- Logo
- Original authors: Amir Taaki (DarkMarket), Brian Hoffman
- Developer: OpenBazaar Team
- Release: 4 April 2016; 10 years ago
- Final release: 2.4.10 (Desktop Client) / 30 December 2020; 5 years ago
- Written in: Go, JavaScript
- Operating system: Microsoft Windows, OS X, Linux
- Size: 130 MB
- Available in: English
- Type: Online marketplace
- License: MIT License
- Website: openbazaar.org
- Repository: github.com/OpenBazaar ;

= OpenBazaar =

Decentralized darknet marketplace

OpenBazaar was an open source project developing a protocol for e-commerce transactions in a fully decentralized marketplace. It used cryptocurrencies as medium of exchange and was inspired by a hackathon project called DarkMarket.

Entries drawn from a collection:
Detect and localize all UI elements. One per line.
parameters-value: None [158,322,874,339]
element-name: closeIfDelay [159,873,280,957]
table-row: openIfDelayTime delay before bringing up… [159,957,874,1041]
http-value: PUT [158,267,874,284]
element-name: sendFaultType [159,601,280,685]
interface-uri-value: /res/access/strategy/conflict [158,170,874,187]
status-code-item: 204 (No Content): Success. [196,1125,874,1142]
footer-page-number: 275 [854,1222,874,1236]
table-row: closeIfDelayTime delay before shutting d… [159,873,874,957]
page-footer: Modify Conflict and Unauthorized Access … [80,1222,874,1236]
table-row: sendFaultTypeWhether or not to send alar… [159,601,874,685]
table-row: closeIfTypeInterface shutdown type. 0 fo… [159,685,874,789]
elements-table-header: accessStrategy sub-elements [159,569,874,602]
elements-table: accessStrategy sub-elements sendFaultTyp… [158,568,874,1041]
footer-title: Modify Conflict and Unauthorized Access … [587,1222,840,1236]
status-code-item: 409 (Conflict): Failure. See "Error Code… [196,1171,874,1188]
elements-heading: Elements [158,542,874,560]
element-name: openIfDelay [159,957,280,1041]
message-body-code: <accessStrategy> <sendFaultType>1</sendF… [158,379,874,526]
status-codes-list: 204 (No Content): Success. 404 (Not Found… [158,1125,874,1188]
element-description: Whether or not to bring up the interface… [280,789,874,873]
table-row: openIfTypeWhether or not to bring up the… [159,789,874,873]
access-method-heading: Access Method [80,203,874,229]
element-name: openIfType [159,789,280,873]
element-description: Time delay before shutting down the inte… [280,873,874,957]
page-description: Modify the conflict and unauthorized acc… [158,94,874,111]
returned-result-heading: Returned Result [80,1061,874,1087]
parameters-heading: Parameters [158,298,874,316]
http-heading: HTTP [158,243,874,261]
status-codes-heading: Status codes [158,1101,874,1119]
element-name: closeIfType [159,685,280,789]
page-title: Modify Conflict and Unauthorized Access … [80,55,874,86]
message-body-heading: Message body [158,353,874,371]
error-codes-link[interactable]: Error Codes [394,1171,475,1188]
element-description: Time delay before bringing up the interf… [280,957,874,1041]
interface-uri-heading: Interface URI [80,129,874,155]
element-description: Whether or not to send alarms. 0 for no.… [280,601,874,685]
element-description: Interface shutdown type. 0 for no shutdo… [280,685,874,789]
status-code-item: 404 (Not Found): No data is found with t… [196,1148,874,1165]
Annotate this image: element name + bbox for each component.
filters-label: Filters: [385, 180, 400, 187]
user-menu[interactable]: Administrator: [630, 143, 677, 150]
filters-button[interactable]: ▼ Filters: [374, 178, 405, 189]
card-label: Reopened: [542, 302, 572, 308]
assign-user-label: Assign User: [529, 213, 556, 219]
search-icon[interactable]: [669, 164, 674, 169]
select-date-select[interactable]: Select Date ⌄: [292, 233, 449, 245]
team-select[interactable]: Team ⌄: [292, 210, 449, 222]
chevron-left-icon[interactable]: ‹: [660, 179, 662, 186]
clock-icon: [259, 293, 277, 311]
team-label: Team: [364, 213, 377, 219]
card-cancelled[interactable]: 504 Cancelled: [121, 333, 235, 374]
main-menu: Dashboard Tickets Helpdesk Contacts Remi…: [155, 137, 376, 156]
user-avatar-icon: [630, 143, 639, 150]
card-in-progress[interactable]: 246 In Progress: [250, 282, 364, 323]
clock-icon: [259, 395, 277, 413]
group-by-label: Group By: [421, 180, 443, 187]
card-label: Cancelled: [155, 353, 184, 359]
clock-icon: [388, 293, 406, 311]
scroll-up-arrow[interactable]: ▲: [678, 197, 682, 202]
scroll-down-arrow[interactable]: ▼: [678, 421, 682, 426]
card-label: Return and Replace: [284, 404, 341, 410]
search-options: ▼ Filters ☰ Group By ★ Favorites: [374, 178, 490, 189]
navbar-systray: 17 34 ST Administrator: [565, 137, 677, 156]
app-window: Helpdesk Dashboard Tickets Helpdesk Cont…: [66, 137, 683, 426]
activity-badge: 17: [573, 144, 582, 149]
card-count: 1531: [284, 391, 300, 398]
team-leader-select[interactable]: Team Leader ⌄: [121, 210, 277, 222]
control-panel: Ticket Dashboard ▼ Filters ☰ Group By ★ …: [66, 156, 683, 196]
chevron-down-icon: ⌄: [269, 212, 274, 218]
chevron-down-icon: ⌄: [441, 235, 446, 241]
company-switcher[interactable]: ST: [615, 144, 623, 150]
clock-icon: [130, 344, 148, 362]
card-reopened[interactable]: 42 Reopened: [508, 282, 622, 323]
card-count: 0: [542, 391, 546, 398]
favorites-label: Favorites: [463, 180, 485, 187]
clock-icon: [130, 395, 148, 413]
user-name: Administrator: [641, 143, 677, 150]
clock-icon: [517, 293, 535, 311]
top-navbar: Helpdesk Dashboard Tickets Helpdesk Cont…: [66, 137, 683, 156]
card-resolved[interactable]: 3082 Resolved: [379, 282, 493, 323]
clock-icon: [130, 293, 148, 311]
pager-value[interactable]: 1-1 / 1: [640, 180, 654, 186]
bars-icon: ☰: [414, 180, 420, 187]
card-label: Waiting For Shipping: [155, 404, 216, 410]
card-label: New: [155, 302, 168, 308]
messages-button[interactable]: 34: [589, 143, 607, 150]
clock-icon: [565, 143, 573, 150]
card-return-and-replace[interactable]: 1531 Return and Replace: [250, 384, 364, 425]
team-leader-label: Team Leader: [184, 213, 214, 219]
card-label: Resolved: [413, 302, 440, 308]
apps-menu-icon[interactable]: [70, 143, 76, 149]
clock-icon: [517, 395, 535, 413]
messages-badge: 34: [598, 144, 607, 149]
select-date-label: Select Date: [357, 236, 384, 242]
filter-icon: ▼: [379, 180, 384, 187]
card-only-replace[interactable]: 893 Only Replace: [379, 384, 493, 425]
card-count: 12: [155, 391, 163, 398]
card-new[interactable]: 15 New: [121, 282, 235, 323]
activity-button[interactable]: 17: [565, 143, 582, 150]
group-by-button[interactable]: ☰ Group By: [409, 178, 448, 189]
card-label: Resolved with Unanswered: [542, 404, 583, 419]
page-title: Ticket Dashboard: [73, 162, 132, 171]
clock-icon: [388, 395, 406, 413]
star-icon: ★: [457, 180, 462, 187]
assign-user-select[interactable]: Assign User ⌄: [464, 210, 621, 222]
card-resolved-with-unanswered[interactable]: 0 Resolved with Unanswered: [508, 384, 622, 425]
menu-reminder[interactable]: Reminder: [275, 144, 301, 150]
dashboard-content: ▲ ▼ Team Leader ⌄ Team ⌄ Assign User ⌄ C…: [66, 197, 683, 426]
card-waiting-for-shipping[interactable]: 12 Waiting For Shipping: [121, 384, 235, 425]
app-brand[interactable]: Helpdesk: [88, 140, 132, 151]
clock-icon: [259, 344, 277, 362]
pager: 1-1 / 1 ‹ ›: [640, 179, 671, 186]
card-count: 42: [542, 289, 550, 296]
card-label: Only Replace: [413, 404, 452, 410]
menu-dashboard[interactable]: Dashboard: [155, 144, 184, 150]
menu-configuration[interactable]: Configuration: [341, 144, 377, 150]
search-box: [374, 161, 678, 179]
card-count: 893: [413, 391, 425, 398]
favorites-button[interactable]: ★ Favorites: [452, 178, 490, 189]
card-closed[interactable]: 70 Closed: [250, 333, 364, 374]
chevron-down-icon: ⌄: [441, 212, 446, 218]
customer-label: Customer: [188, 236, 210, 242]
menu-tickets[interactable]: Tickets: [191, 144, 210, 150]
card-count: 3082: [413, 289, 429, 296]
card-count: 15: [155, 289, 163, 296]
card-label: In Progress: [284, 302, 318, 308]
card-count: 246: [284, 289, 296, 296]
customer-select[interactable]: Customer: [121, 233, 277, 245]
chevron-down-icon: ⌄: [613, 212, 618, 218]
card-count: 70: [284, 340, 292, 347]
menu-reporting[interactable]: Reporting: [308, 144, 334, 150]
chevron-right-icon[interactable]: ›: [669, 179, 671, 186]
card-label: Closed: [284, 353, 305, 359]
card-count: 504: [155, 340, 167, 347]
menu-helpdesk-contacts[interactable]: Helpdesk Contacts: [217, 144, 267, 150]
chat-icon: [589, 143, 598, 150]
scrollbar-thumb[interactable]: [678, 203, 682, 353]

**What you need to do:**
1. Answer these questions from the OpenBazaar text:
(a) What programming languages was OpenBazaar written in?
(b) Under which license was it released?
(c) What hackathon project inspired it?
2. Write a continuation of the OpenBazaar text, starting after its last sentence.
None of the records are needed here.

**Expected outputs:**
1.
(a) Go and JavaScript
(b) The MIT License
(c) DarkMarket

2.
== History ==
Amir Taaki and a group of programmers from Bitcoin startup Airbitz created a decentralized marketplace prototype, called "DarkMarket", in April 2014 at a Bitcoin Hackathon in Toronto. DarkMarket was developed as a proof of concept in response to the seizure of the darknet market Silk Road in October 2013. Taaki compared DarkMarket's improvements on Silk Road to BitTorrent's improvements on Napster.

After the hackathon, the original creators abandoned the prototype and it was later adopted and rebranded to OpenBazaar by a new team of developers. On 4 April 2016, OpenBazaar released their first version, which allowed users to buy and sell goods for Bitcoin. The company announced the closure of their servers on 15 January 2021.